> Entries from a visual dataset
+ + + + + + +
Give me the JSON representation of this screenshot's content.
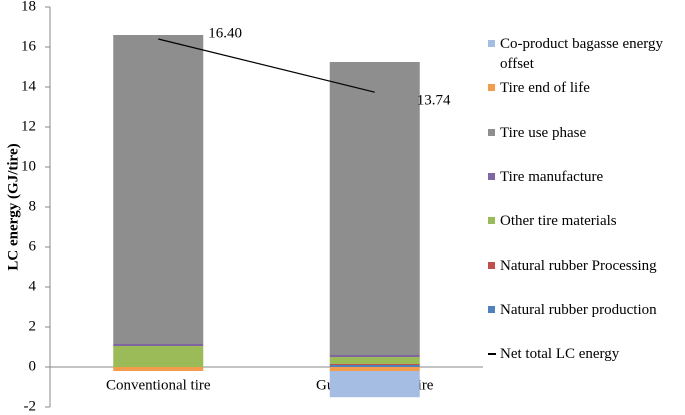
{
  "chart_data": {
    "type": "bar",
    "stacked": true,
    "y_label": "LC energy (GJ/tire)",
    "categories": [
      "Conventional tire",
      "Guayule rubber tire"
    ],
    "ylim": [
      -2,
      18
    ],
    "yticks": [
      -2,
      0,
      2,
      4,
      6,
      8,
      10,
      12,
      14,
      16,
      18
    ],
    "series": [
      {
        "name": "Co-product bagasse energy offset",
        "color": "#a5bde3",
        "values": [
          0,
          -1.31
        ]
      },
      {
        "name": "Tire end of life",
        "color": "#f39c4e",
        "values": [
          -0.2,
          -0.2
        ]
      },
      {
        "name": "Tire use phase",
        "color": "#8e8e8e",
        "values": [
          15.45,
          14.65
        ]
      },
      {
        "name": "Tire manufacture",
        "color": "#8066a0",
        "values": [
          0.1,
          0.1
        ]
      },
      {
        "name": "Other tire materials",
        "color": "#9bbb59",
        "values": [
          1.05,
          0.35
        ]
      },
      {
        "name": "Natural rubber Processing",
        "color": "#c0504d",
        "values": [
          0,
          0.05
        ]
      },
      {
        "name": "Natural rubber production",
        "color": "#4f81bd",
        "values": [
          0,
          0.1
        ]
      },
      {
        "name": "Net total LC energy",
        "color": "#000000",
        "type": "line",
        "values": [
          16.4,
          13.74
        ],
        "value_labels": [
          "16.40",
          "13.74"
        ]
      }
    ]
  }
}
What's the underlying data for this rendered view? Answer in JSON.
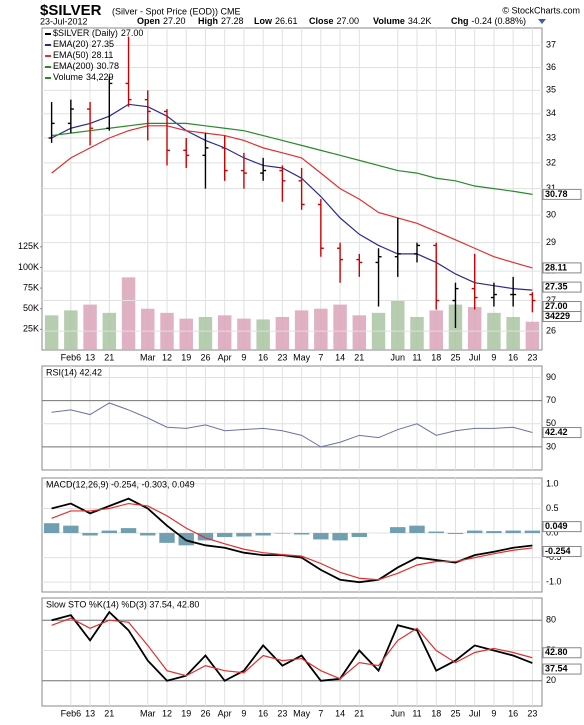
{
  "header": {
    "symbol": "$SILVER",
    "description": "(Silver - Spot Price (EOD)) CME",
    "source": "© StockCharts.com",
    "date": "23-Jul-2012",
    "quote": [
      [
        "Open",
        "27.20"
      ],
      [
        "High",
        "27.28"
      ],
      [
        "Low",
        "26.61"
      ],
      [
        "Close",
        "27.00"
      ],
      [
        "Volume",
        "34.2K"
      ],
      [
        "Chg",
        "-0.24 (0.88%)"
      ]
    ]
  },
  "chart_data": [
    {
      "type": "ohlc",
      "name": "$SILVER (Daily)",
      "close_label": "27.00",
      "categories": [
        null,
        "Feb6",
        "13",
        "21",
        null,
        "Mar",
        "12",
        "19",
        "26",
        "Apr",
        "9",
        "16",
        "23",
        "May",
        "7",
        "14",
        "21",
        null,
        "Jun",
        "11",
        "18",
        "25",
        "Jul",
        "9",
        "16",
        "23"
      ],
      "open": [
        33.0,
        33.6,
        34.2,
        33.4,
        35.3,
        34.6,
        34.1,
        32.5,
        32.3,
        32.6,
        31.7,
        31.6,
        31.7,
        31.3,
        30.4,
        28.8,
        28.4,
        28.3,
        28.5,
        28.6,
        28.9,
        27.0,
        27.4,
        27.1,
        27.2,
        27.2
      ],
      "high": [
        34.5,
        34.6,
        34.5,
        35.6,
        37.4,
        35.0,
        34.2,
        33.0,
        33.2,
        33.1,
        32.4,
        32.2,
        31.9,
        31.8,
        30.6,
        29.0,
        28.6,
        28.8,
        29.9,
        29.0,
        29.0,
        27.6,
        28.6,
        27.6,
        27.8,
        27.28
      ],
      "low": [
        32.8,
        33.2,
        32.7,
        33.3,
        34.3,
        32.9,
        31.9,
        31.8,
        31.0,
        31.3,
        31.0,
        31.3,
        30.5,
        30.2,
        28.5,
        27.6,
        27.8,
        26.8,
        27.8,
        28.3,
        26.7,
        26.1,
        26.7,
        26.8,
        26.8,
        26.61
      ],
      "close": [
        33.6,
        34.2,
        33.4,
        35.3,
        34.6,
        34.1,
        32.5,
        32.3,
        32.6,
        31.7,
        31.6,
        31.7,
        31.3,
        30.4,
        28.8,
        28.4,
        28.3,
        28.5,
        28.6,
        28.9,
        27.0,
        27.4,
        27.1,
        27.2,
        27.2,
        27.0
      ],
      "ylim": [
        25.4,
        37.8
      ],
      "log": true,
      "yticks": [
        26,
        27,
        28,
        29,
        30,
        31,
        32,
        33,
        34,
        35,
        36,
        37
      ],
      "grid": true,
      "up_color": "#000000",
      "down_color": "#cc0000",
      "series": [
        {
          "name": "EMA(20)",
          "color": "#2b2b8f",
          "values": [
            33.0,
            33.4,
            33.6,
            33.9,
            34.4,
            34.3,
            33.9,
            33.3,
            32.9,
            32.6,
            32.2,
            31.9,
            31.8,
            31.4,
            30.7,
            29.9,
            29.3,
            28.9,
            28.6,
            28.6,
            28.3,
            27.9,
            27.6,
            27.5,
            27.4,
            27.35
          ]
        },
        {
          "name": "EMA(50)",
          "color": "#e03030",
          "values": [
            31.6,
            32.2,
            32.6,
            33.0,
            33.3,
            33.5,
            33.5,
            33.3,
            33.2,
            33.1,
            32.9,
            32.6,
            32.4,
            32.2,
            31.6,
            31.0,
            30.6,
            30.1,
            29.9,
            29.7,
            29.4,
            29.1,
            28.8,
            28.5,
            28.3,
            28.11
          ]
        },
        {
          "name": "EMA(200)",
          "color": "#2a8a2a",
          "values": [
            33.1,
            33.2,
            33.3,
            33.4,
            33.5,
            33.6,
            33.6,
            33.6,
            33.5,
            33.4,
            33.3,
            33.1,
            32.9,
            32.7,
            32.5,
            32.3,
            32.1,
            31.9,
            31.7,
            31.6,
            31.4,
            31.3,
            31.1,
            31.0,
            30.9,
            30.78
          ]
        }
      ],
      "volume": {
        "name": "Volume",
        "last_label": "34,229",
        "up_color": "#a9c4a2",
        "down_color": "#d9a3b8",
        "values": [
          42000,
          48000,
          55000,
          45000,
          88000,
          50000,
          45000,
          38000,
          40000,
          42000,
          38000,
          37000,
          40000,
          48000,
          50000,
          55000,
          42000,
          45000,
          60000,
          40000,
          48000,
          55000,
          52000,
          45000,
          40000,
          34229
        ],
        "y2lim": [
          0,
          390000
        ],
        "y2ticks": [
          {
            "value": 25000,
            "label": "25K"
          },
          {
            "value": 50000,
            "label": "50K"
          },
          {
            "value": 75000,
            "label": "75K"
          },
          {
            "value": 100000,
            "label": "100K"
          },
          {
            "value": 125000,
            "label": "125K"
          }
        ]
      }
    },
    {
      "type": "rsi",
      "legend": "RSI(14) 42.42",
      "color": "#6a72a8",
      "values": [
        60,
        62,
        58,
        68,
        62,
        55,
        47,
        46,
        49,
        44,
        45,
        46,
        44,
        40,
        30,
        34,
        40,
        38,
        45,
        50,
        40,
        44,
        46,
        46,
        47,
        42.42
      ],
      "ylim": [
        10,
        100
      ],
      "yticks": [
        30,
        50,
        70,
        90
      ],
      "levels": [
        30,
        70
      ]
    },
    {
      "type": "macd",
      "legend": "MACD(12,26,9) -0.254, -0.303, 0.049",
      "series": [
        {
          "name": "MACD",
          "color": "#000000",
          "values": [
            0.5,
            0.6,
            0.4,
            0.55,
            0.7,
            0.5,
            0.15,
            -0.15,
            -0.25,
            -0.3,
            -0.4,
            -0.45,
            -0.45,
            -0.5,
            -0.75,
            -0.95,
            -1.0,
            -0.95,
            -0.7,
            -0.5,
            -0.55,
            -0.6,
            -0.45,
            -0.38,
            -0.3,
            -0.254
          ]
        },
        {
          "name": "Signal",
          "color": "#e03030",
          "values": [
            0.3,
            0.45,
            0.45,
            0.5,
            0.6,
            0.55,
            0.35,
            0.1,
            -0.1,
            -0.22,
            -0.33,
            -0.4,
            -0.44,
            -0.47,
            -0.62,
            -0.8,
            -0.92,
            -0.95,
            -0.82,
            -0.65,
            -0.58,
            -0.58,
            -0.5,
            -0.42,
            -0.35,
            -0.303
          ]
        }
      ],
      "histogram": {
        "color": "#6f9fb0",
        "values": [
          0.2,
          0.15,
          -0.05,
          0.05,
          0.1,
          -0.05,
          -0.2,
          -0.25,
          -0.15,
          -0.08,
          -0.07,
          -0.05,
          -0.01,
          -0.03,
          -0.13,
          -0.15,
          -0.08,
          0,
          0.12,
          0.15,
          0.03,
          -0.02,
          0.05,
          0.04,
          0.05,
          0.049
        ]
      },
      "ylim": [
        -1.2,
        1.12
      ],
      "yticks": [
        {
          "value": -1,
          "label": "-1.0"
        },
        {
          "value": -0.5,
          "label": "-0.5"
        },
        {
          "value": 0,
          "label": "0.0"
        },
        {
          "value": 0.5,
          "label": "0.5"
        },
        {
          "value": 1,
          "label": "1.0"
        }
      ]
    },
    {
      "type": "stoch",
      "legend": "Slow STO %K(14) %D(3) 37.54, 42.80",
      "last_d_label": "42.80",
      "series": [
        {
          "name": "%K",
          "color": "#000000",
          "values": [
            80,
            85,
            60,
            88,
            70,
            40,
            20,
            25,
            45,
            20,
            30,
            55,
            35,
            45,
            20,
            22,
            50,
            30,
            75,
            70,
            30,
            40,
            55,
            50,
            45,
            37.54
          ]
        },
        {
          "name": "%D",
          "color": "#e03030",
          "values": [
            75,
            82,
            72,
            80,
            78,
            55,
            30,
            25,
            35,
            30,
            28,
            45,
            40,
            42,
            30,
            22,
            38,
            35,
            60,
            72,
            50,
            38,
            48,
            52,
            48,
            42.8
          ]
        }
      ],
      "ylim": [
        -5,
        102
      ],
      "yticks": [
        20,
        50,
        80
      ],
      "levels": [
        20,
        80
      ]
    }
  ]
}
+ + + + + + +
From the listing, copy every line where the string "Natural" appears.

        "name": "Natural rubber Processing",
        "name": "Natural rubber production",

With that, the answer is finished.